■ The exercise
Search the data for the string "text" and gather each line it is in.

■ Given entries
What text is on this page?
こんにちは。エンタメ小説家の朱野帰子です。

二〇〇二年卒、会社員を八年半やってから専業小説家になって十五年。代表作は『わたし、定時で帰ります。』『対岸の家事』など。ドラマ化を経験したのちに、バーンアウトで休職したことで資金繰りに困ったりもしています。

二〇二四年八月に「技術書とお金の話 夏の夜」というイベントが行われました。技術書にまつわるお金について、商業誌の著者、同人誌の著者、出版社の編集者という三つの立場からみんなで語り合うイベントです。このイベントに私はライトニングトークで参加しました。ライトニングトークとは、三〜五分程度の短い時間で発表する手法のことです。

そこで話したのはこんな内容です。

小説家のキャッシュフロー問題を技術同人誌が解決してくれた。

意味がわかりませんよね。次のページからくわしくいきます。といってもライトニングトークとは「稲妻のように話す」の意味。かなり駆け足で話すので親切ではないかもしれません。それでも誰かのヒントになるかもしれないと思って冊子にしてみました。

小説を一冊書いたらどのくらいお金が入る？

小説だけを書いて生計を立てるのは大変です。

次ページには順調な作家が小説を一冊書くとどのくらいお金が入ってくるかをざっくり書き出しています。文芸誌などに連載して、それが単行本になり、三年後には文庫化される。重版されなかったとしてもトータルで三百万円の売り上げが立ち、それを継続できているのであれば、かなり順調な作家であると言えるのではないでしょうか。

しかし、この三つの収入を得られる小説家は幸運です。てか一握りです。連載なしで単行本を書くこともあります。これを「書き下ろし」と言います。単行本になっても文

---

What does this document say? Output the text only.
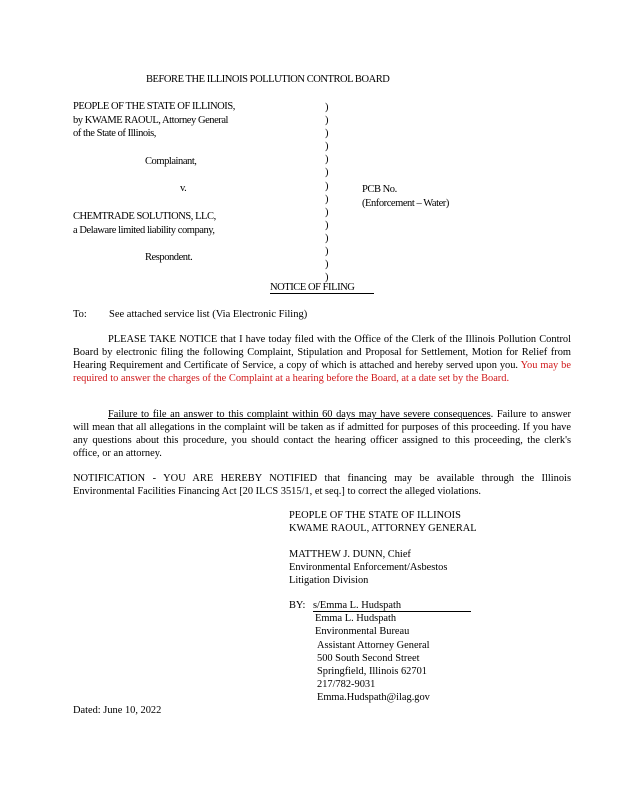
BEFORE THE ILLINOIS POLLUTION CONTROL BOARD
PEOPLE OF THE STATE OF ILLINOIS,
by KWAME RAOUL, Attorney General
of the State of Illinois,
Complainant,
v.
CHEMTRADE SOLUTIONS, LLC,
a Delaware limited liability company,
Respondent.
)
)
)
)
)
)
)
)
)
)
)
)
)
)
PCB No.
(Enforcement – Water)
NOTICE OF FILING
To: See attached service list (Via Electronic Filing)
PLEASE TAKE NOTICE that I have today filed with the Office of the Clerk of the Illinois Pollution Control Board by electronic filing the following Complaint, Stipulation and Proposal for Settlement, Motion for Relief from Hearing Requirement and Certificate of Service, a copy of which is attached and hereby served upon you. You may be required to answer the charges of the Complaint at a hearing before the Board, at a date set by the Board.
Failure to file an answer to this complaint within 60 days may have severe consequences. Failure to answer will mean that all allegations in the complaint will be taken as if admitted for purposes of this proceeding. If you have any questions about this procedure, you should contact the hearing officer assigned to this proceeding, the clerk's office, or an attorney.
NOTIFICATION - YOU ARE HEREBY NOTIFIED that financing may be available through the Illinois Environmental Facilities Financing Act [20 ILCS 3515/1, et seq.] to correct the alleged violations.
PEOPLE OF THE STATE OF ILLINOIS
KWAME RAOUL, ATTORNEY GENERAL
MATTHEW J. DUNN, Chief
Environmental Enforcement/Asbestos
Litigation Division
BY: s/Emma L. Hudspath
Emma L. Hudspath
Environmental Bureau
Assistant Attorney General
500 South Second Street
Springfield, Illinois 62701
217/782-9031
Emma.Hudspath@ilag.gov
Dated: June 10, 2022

---

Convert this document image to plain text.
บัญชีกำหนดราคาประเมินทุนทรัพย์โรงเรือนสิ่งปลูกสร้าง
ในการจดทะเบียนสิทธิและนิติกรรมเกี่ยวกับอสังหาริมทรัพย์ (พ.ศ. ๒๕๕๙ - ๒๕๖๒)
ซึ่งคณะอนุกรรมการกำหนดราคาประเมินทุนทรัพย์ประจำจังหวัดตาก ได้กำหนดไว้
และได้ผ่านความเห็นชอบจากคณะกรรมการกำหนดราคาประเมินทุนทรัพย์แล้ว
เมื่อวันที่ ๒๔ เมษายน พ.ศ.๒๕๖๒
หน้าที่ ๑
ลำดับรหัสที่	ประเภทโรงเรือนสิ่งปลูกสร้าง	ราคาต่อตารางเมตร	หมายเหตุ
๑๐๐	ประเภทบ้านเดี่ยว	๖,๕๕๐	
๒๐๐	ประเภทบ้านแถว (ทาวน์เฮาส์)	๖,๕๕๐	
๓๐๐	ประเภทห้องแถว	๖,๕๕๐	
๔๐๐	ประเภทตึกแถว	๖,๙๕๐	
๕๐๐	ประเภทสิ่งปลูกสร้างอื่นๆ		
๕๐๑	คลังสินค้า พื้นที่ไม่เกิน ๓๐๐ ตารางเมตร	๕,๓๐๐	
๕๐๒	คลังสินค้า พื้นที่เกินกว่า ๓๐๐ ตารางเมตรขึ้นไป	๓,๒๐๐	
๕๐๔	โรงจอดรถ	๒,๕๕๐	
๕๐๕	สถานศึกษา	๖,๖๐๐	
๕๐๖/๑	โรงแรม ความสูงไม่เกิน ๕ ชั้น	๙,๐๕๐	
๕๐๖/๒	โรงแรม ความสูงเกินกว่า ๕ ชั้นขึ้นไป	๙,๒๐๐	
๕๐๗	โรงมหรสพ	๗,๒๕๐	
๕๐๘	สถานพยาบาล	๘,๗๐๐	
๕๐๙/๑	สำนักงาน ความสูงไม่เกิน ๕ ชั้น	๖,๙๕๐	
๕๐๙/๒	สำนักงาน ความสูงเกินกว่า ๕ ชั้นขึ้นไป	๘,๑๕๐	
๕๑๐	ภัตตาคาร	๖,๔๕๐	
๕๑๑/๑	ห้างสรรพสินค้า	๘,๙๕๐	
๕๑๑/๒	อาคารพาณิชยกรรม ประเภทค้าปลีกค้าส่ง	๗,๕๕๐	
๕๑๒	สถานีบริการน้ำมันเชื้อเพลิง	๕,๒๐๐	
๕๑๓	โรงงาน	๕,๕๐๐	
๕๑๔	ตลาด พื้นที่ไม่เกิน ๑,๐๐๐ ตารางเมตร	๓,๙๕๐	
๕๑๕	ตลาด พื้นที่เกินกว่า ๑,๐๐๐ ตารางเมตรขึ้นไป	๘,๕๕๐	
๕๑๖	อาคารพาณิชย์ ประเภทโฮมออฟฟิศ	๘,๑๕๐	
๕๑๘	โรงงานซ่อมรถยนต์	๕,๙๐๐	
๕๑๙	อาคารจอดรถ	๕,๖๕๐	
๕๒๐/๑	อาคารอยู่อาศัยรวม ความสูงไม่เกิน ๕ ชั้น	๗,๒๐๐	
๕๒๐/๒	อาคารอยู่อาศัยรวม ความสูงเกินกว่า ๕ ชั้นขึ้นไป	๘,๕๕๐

■ Right answer
What text is on this page?
What does this document say? Output the text only.
Convert this document image to plain text.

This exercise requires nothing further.